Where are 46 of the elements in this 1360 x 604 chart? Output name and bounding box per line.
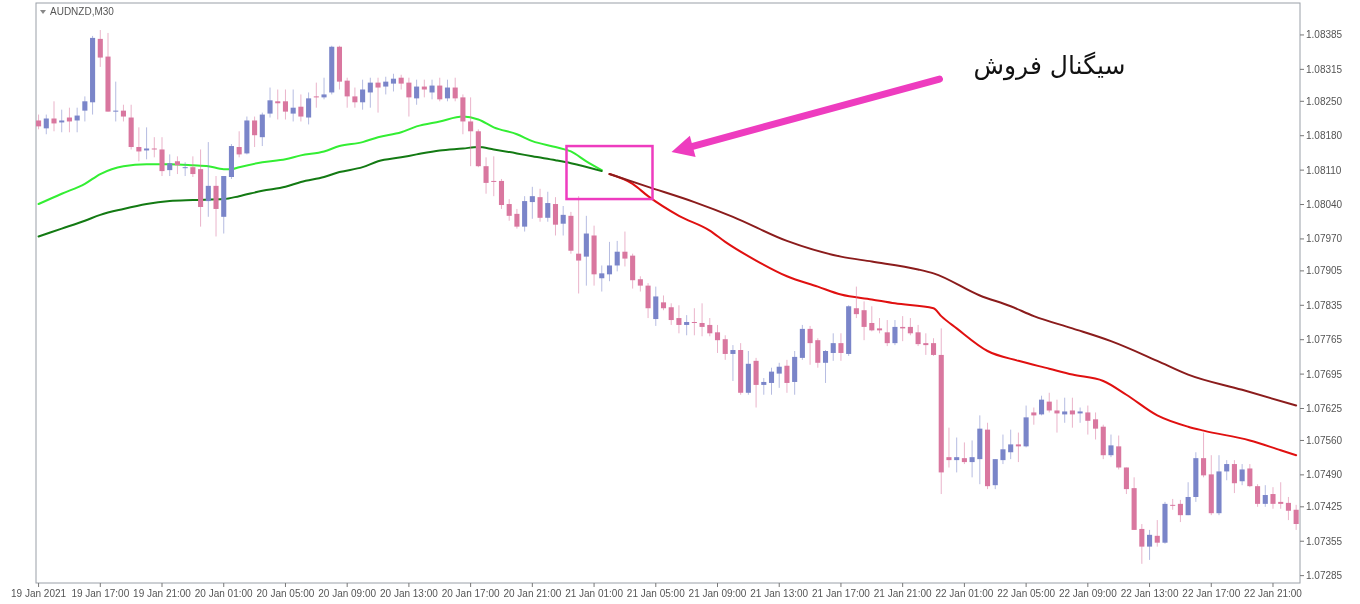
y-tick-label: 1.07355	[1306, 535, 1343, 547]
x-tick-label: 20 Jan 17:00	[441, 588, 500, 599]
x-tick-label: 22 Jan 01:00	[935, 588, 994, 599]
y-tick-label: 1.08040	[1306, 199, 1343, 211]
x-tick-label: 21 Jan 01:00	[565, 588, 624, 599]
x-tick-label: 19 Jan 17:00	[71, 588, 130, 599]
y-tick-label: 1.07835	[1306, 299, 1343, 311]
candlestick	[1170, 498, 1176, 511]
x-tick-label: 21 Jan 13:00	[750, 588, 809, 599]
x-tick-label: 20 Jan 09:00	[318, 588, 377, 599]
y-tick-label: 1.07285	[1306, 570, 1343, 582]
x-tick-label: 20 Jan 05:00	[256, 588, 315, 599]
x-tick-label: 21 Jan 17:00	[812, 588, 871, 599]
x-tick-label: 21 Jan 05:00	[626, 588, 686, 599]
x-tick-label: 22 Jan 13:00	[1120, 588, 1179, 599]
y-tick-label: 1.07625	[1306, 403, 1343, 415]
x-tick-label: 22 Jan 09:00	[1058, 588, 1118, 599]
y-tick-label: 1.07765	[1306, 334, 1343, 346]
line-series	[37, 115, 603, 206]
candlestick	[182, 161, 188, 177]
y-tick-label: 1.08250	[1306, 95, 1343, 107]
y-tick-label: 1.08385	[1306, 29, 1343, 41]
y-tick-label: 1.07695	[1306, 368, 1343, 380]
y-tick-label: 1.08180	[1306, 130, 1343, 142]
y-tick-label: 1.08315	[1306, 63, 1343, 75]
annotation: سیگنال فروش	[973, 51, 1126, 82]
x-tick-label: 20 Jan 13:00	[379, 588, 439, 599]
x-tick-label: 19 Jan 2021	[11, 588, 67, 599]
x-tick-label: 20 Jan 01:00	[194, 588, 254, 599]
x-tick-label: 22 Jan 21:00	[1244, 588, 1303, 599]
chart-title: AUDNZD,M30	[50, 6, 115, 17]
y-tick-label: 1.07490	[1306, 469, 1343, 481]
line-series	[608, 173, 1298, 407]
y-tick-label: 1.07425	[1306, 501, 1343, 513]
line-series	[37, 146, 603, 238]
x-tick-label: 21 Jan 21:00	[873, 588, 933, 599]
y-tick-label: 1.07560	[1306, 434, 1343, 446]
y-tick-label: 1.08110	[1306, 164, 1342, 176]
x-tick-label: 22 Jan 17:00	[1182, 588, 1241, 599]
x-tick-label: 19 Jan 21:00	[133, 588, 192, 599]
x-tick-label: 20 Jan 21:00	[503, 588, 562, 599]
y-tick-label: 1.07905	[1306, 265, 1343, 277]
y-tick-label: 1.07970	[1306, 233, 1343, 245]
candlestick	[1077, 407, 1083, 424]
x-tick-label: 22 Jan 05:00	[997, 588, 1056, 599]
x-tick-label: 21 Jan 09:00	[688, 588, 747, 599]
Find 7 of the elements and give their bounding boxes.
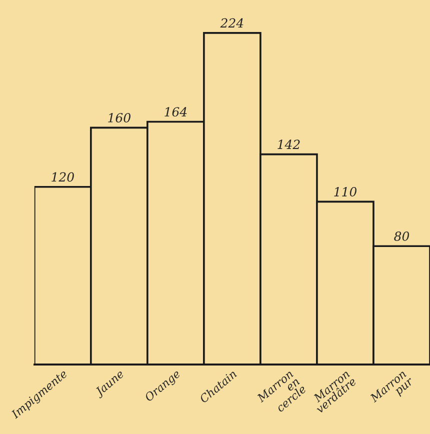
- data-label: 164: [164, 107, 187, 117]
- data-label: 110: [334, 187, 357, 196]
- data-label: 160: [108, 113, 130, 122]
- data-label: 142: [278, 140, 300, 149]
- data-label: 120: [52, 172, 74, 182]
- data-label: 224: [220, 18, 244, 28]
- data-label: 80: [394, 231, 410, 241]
○ ○ ○ ○
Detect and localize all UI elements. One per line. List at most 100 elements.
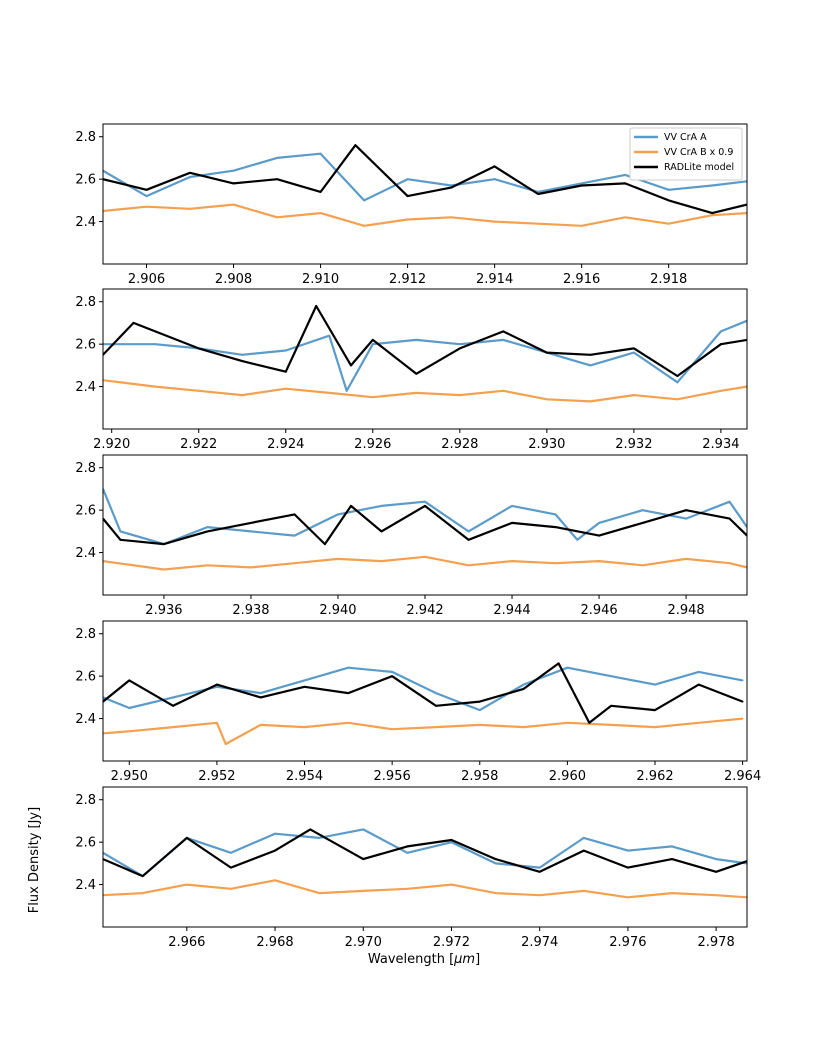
○ ○ ○ ○
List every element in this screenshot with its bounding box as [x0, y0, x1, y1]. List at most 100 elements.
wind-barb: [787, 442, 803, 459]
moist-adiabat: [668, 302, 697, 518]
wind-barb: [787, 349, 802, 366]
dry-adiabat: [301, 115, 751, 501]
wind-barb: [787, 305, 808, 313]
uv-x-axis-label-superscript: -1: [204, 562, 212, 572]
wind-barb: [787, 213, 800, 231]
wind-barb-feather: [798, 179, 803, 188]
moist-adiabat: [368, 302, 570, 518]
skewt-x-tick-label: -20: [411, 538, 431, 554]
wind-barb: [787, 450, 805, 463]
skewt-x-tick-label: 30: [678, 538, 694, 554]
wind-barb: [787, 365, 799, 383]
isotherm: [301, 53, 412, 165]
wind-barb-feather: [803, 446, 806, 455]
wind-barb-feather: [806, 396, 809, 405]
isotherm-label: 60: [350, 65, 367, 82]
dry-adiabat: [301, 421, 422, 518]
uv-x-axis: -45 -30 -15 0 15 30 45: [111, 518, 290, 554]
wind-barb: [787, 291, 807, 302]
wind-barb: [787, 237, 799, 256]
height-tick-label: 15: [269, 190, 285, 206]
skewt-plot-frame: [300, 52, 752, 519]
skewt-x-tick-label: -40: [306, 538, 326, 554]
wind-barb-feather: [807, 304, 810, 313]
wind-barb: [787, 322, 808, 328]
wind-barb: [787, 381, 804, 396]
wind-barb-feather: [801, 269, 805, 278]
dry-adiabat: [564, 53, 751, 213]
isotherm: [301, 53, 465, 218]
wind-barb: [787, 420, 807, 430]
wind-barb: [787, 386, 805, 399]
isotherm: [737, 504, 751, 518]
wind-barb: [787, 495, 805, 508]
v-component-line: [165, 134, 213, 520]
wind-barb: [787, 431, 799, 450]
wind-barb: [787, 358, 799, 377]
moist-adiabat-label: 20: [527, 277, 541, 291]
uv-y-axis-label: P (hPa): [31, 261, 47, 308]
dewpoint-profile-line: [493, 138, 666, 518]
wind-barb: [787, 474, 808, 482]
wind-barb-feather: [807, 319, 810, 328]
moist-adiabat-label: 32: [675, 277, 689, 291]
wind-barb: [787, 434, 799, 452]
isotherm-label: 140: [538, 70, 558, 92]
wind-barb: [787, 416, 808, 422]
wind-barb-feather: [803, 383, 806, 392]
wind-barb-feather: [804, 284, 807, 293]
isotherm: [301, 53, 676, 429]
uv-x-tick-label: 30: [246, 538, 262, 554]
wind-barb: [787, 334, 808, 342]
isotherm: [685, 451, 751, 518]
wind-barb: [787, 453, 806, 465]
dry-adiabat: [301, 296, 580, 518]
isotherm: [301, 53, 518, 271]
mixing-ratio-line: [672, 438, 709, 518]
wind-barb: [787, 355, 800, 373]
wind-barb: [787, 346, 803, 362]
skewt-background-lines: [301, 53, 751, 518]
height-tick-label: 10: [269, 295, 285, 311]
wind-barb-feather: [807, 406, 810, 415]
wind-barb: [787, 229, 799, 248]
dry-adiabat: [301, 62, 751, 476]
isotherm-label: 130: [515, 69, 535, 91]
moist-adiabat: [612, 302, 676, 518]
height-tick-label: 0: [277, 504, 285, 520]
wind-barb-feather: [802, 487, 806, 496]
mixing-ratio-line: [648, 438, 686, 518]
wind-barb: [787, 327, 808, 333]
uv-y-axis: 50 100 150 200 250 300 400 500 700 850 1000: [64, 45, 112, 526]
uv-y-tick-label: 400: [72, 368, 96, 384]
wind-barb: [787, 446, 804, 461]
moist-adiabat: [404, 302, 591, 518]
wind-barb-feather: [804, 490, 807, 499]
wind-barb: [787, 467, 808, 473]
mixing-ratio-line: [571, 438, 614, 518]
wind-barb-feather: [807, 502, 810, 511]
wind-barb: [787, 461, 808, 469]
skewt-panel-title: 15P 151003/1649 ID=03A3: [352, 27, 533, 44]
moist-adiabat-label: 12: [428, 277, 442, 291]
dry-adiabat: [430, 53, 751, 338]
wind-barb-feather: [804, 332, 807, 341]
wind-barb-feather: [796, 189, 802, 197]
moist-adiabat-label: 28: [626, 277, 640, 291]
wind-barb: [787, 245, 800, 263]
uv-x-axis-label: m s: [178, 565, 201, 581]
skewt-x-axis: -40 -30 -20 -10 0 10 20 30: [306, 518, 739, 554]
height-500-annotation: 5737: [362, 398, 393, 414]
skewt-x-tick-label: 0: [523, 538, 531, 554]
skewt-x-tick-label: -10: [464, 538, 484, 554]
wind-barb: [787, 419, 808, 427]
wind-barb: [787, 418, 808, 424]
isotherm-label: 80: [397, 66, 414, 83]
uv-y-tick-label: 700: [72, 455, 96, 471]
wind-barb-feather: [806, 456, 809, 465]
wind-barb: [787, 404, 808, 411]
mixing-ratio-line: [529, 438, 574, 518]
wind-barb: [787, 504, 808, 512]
○ ○ ○ ○
[Challenge] Rewrite the lines starting at the one containing "Find 7 of the" and ending at the one containing "- data-label: 80: [394, 231, 410, 241]", changing "data-label" to "value-label" and leaving everything else the same. Return only those lines, without the picture.

[Solution for this problem]
Find 7 of the elements and give their bounding boxes.
- value-label: 164: [164, 107, 187, 117]
- value-label: 110: [334, 187, 357, 196]
- value-label: 160: [108, 113, 130, 122]
- value-label: 142: [278, 140, 300, 149]
- value-label: 120: [52, 172, 74, 182]
- value-label: 224: [220, 18, 244, 28]
- value-label: 80: [394, 231, 410, 241]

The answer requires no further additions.